**What is required:** Look through the records below, and copy out every line that holds the string "Daily".

----- Dataset content

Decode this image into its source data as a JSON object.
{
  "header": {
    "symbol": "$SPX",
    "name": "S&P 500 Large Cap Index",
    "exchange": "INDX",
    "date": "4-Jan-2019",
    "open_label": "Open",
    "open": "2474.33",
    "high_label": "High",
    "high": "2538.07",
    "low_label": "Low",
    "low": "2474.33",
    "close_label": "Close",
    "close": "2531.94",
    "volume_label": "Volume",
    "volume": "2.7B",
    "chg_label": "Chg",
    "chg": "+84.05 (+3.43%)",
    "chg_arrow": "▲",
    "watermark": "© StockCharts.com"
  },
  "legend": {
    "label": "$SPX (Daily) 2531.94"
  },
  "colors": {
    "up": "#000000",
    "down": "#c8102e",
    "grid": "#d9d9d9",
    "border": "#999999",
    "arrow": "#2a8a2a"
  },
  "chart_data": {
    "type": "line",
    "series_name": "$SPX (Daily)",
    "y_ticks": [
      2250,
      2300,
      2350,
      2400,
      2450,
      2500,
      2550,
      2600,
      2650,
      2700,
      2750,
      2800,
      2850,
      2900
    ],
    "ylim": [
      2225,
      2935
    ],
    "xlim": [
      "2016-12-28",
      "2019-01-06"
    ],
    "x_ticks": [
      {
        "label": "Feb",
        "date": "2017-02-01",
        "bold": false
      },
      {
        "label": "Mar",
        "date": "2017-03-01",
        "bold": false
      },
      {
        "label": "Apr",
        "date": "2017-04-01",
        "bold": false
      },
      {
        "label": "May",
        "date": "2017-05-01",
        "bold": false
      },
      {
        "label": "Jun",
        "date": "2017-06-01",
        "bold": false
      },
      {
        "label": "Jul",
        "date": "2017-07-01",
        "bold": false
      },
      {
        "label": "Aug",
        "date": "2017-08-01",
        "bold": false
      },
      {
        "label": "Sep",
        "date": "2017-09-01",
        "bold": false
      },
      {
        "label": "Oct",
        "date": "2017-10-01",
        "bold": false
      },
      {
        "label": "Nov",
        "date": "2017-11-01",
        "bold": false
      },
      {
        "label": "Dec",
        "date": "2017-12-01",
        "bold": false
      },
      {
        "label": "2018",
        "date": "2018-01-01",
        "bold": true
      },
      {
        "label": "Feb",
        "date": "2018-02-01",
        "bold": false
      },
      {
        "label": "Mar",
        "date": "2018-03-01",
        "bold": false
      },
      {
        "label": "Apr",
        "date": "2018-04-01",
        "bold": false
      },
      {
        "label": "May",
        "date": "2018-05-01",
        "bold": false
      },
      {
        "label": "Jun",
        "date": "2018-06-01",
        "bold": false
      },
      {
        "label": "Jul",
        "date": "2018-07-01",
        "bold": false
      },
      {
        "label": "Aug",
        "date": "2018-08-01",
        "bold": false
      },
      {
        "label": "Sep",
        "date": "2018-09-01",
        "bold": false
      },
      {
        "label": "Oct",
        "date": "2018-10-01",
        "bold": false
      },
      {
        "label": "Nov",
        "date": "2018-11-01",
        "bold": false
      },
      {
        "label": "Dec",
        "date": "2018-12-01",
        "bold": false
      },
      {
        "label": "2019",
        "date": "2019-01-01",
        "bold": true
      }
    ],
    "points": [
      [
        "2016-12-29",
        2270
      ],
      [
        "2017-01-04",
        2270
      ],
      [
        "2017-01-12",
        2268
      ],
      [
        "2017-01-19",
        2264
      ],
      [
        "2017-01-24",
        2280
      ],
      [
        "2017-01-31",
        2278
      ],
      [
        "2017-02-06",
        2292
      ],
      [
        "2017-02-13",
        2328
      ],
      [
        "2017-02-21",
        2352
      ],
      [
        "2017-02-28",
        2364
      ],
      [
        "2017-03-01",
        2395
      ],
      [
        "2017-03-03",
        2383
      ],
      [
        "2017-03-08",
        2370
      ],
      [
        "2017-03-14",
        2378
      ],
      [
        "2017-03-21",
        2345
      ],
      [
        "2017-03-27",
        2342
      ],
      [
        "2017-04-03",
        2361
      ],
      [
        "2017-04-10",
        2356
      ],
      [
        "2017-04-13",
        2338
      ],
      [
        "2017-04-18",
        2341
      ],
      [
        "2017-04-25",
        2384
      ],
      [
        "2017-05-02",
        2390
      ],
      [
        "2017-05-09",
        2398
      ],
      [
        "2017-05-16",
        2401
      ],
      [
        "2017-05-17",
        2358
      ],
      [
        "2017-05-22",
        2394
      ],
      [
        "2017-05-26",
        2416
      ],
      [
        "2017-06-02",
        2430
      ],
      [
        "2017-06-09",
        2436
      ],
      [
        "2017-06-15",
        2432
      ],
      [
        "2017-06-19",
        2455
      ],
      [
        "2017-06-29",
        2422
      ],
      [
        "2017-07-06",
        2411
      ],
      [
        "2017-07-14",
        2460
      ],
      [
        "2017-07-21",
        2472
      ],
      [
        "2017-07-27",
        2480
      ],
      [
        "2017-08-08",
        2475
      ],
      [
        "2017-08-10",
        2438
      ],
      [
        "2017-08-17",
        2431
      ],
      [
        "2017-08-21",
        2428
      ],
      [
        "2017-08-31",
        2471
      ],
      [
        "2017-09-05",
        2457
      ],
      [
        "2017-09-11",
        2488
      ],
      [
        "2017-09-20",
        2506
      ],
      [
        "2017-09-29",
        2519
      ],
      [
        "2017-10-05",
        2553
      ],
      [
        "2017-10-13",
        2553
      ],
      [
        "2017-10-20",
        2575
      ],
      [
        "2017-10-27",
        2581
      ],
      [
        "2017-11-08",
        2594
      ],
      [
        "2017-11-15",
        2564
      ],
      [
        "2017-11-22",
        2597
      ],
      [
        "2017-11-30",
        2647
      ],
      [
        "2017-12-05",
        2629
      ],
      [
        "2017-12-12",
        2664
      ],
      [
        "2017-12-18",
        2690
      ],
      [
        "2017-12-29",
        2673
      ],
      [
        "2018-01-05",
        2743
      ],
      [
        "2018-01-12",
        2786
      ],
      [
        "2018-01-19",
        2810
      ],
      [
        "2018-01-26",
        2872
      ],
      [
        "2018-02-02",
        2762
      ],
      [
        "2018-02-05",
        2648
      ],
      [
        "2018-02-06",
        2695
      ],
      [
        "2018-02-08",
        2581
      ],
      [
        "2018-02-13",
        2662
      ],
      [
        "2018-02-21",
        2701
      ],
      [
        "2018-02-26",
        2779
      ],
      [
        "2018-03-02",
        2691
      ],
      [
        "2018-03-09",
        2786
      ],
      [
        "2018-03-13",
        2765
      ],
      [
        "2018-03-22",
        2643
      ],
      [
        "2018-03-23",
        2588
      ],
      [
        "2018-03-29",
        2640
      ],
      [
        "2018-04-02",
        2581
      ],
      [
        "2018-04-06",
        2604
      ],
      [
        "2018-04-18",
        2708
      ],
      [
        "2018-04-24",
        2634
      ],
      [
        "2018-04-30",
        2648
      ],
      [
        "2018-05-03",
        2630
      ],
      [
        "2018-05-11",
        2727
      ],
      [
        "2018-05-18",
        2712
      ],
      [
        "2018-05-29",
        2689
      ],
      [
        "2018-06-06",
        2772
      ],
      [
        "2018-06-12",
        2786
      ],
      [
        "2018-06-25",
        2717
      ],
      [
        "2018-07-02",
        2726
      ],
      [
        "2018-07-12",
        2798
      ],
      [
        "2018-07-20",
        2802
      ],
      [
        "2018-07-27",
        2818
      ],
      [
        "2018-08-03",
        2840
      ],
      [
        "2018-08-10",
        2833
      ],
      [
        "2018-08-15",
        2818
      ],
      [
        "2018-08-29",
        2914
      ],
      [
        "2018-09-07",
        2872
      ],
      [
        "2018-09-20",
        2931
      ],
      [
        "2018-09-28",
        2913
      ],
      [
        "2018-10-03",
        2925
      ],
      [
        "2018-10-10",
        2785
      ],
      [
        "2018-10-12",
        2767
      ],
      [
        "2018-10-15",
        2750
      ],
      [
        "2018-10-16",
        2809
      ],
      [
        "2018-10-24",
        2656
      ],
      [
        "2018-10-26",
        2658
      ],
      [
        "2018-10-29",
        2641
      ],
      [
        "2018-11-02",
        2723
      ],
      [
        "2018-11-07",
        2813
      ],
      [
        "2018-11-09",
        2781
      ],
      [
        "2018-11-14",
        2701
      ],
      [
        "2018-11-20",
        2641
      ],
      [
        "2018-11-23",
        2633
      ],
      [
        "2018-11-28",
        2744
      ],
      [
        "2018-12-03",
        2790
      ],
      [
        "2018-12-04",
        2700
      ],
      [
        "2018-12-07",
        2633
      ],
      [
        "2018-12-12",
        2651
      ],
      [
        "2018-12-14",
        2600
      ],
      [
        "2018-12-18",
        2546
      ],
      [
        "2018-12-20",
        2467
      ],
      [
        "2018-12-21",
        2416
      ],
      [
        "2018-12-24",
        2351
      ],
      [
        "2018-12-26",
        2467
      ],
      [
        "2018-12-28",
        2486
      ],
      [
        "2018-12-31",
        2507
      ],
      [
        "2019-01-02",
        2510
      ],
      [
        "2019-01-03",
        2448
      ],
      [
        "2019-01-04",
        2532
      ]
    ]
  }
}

----------

**Task response:**
    "label": "$SPX (Daily) 2531.94"
    "series_name": "$SPX (Daily)",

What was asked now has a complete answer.